BEGIN PROVIDED ENTRIES

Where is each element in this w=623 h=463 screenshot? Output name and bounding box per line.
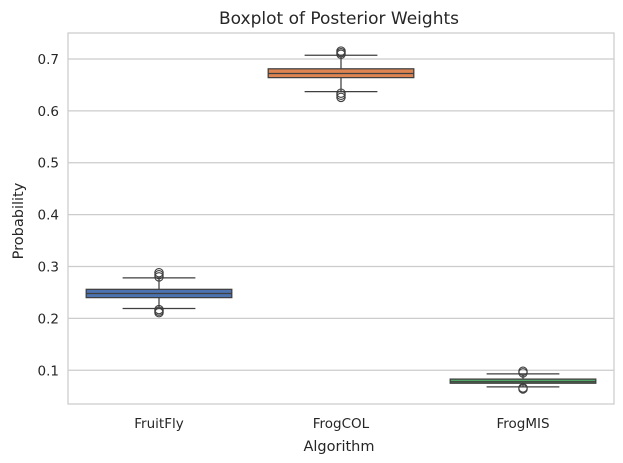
- y-tick-label: 0.3: [38, 259, 59, 275]
- y-tick-label: 0.2: [38, 311, 59, 327]
- chart-title: Boxplot of Posterior Weights: [219, 9, 459, 29]
- outlier-point: [518, 384, 528, 394]
- y-tick-label: 0.5: [38, 156, 59, 172]
- x-tick-labels: FruitFly FrogCOL FrogMIS: [134, 416, 549, 432]
- boxes: [85, 46, 597, 394]
- outlier-point: [154, 307, 164, 318]
- box-frogcol: [267, 46, 415, 103]
- gridlines: [68, 58, 614, 371]
- outlier-point: [336, 92, 346, 103]
- box-fruitfly: [85, 267, 233, 318]
- y-tick-labels: 0.1 0.2 0.3 0.4 0.5 0.6 0.7: [38, 52, 59, 379]
- outlier-point: [154, 267, 164, 278]
- plot-frame: [67, 32, 615, 405]
- x-axis-label: Algorithm: [303, 439, 374, 455]
- outlier-point: [518, 366, 528, 377]
- box-frogmis: [449, 366, 597, 394]
- outlier-point: [336, 90, 346, 101]
- x-tick-label: FrogMIS: [496, 416, 549, 432]
- y-tick-label: 0.7: [38, 52, 59, 68]
- x-tick-label: FruitFly: [134, 416, 183, 432]
- outlier-point: [336, 46, 346, 56]
- x-tick-label: FrogCOL: [313, 416, 370, 432]
- y-tick-label: 0.4: [38, 208, 59, 224]
- y-axis-label: Probability: [11, 182, 27, 259]
- y-tick-label: 0.6: [38, 104, 59, 120]
- y-tick-label: 0.1: [38, 363, 59, 379]
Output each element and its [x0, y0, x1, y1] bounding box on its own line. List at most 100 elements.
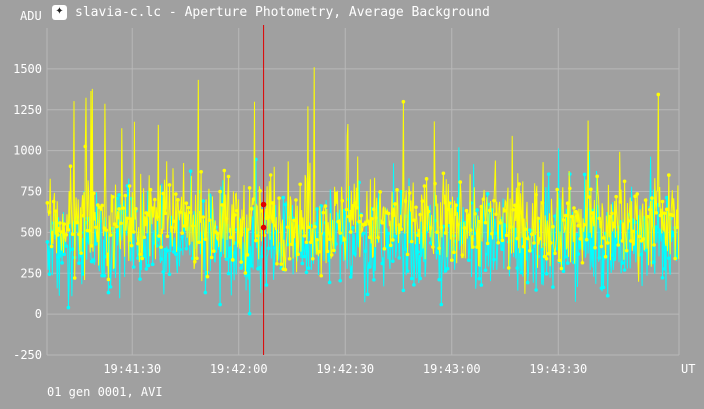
- data-point: [456, 222, 460, 227]
- data-point: [369, 216, 374, 221]
- data-point: [224, 216, 229, 221]
- data-point: [608, 214, 612, 219]
- data-point: [249, 263, 254, 268]
- data-point: [479, 283, 484, 287]
- footer-date-format: 01 gen 0001, AVI: [47, 385, 163, 399]
- data-point: [591, 211, 595, 215]
- data-point: [641, 237, 646, 241]
- data-point: [601, 285, 606, 290]
- data-point: [549, 241, 553, 245]
- data-point: [572, 260, 576, 265]
- data-point: [226, 174, 231, 179]
- data-point: [416, 250, 420, 254]
- data-point: [643, 198, 648, 202]
- data-point: [391, 259, 395, 263]
- data-point: [675, 225, 680, 230]
- data-point: [167, 183, 172, 187]
- data-point: [142, 235, 147, 240]
- data-point: [131, 265, 136, 269]
- data-point: [576, 223, 581, 228]
- data-point: [220, 203, 225, 207]
- data-point: [433, 181, 437, 186]
- data-point: [367, 235, 372, 239]
- data-point: [521, 244, 526, 249]
- data-point: [353, 201, 357, 205]
- data-point: [502, 209, 507, 213]
- data-point: [437, 277, 441, 282]
- data-point: [359, 213, 364, 218]
- data-point: [228, 246, 233, 250]
- data-point: [464, 208, 469, 213]
- data-point: [180, 235, 184, 239]
- data-point: [565, 201, 570, 206]
- data-point: [405, 252, 410, 257]
- data-point: [241, 257, 246, 261]
- data-point: [186, 205, 191, 210]
- data-point: [412, 218, 416, 222]
- data-point: [361, 231, 366, 236]
- data-point: [654, 211, 658, 215]
- data-point: [407, 191, 412, 195]
- data-point: [180, 231, 184, 235]
- data-point: [348, 275, 353, 279]
- data-point: [605, 241, 610, 245]
- data-point: [572, 206, 576, 210]
- y-tick-label: 250: [20, 266, 42, 280]
- data-point: [216, 231, 220, 236]
- data-point: [563, 213, 568, 218]
- data-point: [595, 174, 599, 179]
- data-point: [614, 194, 618, 199]
- data-point: [129, 243, 134, 248]
- data-point: [266, 246, 271, 251]
- data-point: [150, 262, 155, 267]
- data-point: [386, 211, 391, 216]
- data-point: [485, 192, 490, 196]
- data-point: [416, 233, 420, 238]
- data-point: [289, 242, 294, 247]
- data-point: [410, 239, 414, 244]
- data-point: [570, 214, 574, 219]
- data-point: [340, 198, 345, 203]
- data-point: [386, 231, 391, 236]
- data-point: [671, 233, 675, 238]
- data-point: [239, 260, 243, 264]
- data-point: [391, 238, 395, 242]
- data-point: [150, 206, 155, 210]
- data-point: [72, 276, 77, 280]
- data-point: [414, 205, 418, 210]
- photometry-app-icon[interactable]: ✦: [52, 4, 67, 20]
- data-point: [515, 236, 519, 241]
- data-point: [542, 254, 547, 259]
- data-point: [450, 258, 454, 262]
- data-point: [218, 302, 222, 307]
- data-point: [540, 247, 545, 251]
- data-point: [353, 252, 357, 256]
- data-point: [317, 249, 321, 254]
- data-point: [252, 197, 256, 201]
- data-point: [239, 266, 243, 270]
- data-point: [174, 192, 178, 196]
- data-point: [47, 210, 52, 214]
- data-point: [654, 225, 658, 229]
- data-point: [264, 283, 269, 287]
- data-point: [618, 200, 623, 204]
- data-point: [89, 244, 94, 248]
- data-point: [452, 250, 456, 255]
- data-point: [106, 290, 111, 295]
- data-point: [182, 224, 187, 228]
- window-title: slavia-c.lc - Aperture Photometry, Avera…: [75, 4, 490, 20]
- data-point: [161, 270, 166, 274]
- data-point: [319, 273, 324, 278]
- data-point: [399, 227, 404, 232]
- data-point: [321, 210, 326, 215]
- data-point: [525, 236, 530, 241]
- data-point: [51, 199, 56, 204]
- data-point: [597, 255, 602, 260]
- data-point: [134, 206, 138, 211]
- data-point: [401, 288, 406, 293]
- data-point: [626, 219, 631, 223]
- data-point: [79, 251, 83, 255]
- data-point: [334, 191, 338, 196]
- data-point: [279, 262, 283, 266]
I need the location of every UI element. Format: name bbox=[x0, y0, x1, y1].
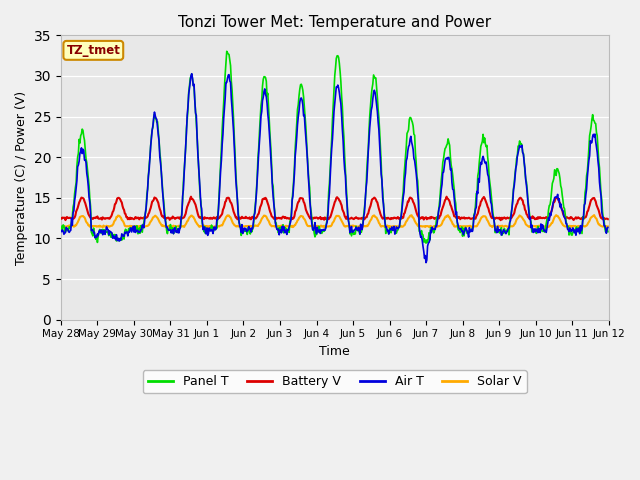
Line: Battery V: Battery V bbox=[61, 197, 608, 220]
Battery V bbox=[402, 207, 410, 213]
Air T bbox=[418, 233, 426, 239]
Panel T bbox=[67, 224, 75, 230]
Battery V bbox=[179, 215, 186, 221]
Panel T bbox=[208, 222, 216, 228]
X-axis label: Time: Time bbox=[319, 345, 350, 358]
Air T bbox=[67, 228, 75, 233]
Solar V bbox=[590, 212, 598, 218]
Air T bbox=[188, 71, 196, 77]
Battery V bbox=[418, 215, 426, 220]
Battery V bbox=[209, 216, 216, 222]
Line: Air T: Air T bbox=[61, 74, 608, 263]
Panel T bbox=[124, 230, 131, 236]
Battery V bbox=[67, 215, 75, 221]
Panel T bbox=[179, 198, 186, 204]
Air T bbox=[124, 229, 131, 235]
Panel T bbox=[57, 223, 65, 229]
Solar V bbox=[57, 224, 65, 229]
Air T bbox=[422, 260, 430, 265]
Air T bbox=[402, 170, 410, 176]
Battery V bbox=[124, 214, 131, 220]
Solar V bbox=[209, 225, 217, 230]
Battery V bbox=[187, 194, 195, 200]
Solar V bbox=[604, 224, 612, 229]
Solar V bbox=[418, 223, 426, 229]
Line: Solar V: Solar V bbox=[61, 215, 608, 228]
Air T bbox=[57, 228, 65, 234]
Y-axis label: Temperature (C) / Power (V): Temperature (C) / Power (V) bbox=[15, 91, 28, 264]
Air T bbox=[179, 193, 186, 199]
Panel T bbox=[604, 229, 612, 235]
Solar V bbox=[208, 223, 216, 229]
Solar V bbox=[124, 223, 131, 229]
Solar V bbox=[67, 224, 75, 229]
Panel T bbox=[418, 228, 426, 233]
Solar V bbox=[402, 220, 410, 226]
Text: TZ_tmet: TZ_tmet bbox=[67, 44, 120, 57]
Panel T bbox=[223, 48, 230, 54]
Panel T bbox=[422, 240, 430, 246]
Panel T bbox=[402, 154, 410, 159]
Title: Tonzi Tower Met: Temperature and Power: Tonzi Tower Met: Temperature and Power bbox=[178, 15, 492, 30]
Battery V bbox=[57, 215, 65, 221]
Legend: Panel T, Battery V, Air T, Solar V: Panel T, Battery V, Air T, Solar V bbox=[143, 370, 527, 393]
Air T bbox=[604, 225, 612, 230]
Line: Panel T: Panel T bbox=[61, 51, 608, 243]
Battery V bbox=[497, 217, 504, 223]
Air T bbox=[209, 228, 216, 234]
Battery V bbox=[604, 216, 612, 222]
Solar V bbox=[179, 223, 186, 229]
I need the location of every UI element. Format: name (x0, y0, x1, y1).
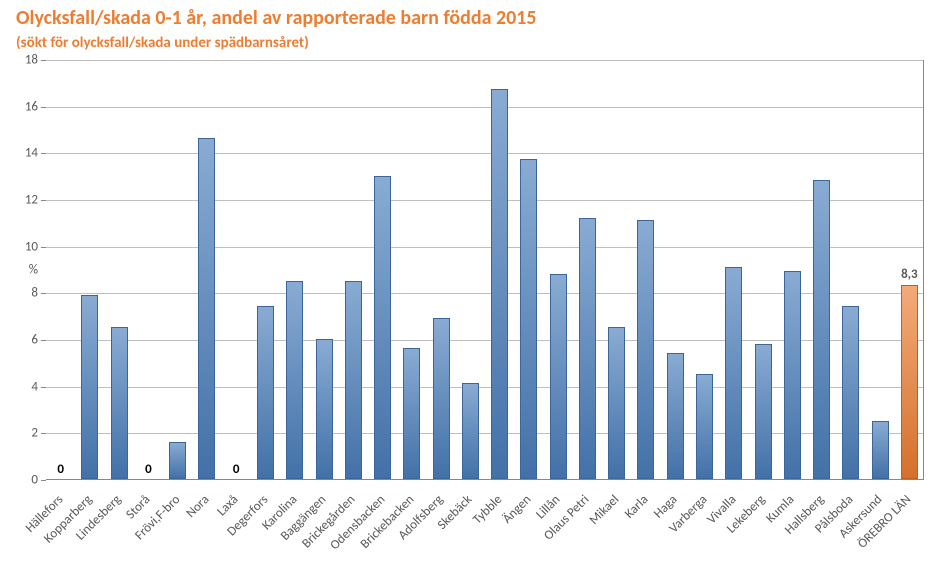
y-tick-label: 2 (31, 426, 38, 441)
y-tick-label: 4 (31, 379, 38, 394)
bar (784, 271, 801, 479)
y-tick (41, 153, 46, 154)
y-tick (41, 293, 46, 294)
bar (608, 327, 625, 479)
bar-zero-label: 0 (233, 462, 240, 477)
gridline (46, 153, 923, 154)
y-tick-label: 14 (25, 146, 38, 161)
bar (81, 295, 98, 479)
bar (491, 89, 508, 479)
bar (374, 176, 391, 479)
y-tick (41, 247, 46, 248)
bar (550, 274, 567, 479)
bar (842, 306, 859, 479)
bar-zero-label: 0 (145, 462, 152, 477)
bar (462, 383, 479, 479)
y-tick-label: 6 (31, 333, 38, 348)
y-axis-title: % (29, 263, 38, 278)
bar (755, 344, 772, 479)
bar (872, 421, 889, 479)
y-tick-label: 0 (31, 473, 38, 488)
y-tick-label: 16 (25, 99, 38, 114)
bar (667, 353, 684, 479)
bar (403, 348, 420, 479)
bar (579, 218, 596, 479)
bar (111, 327, 128, 479)
bar (345, 281, 362, 479)
y-tick (41, 340, 46, 341)
bar (198, 138, 215, 479)
y-tick-label: 12 (25, 193, 38, 208)
bar (520, 159, 537, 479)
gridline (46, 247, 923, 248)
y-tick-label: 10 (25, 239, 38, 254)
y-tick-label: 8 (31, 286, 38, 301)
plot-area: 024681012141618%0HälleforsKopparbergLind… (46, 60, 924, 480)
y-tick-label: 18 (25, 53, 38, 68)
bar (169, 442, 186, 479)
chart-subtitle: (sökt för olycksfall/skada under spädbar… (16, 34, 309, 52)
bar (286, 281, 303, 479)
bar (433, 318, 450, 479)
y-tick (41, 433, 46, 434)
chart-container: Olycksfall/skada 0-1 år, andel av rappor… (0, 0, 944, 583)
y-tick (41, 480, 46, 481)
bar (257, 306, 274, 479)
gridline (46, 200, 923, 201)
y-tick (41, 200, 46, 201)
y-tick (41, 107, 46, 108)
y-tick (41, 387, 46, 388)
bar-zero-label: 0 (57, 462, 64, 477)
gridline (46, 107, 923, 108)
bar (316, 339, 333, 479)
bar (813, 180, 830, 479)
bar (637, 220, 654, 479)
bar (725, 267, 742, 479)
bar (696, 374, 713, 479)
y-tick (41, 60, 46, 61)
chart-title: Olycksfall/skada 0-1 år, andel av rappor… (16, 6, 537, 30)
bar-value-label: 8,3 (901, 267, 918, 282)
gridline (46, 60, 923, 61)
bar-highlight (901, 285, 918, 479)
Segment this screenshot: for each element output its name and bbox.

END PROVIDED ENTRIES

DIRECTIVE:
Reproduce the lines of the records starting with the line containing "- data-point: [456, 222, 460, 227]" and continuing through the line containing "- data-point: [675, 225, 680, 230]", both included.

WRITTEN ANSWER:
- data-point: [456, 222, 460, 227]
- data-point: [369, 216, 374, 221]
- data-point: [224, 216, 229, 221]
- data-point: [608, 214, 612, 219]
- data-point: [249, 263, 254, 268]
- data-point: [479, 283, 484, 287]
- footer-date-format: 01 gen 0001, AVI: [47, 385, 163, 399]
- data-point: [591, 211, 595, 215]
- data-point: [641, 237, 646, 241]
- data-point: [601, 285, 606, 290]
- data-point: [549, 241, 553, 245]
- data-point: [572, 260, 576, 265]
- data-point: [226, 174, 231, 179]
- data-point: [416, 250, 420, 254]
- data-point: [643, 198, 648, 202]
- data-point: [391, 259, 395, 263]
- data-point: [675, 225, 680, 230]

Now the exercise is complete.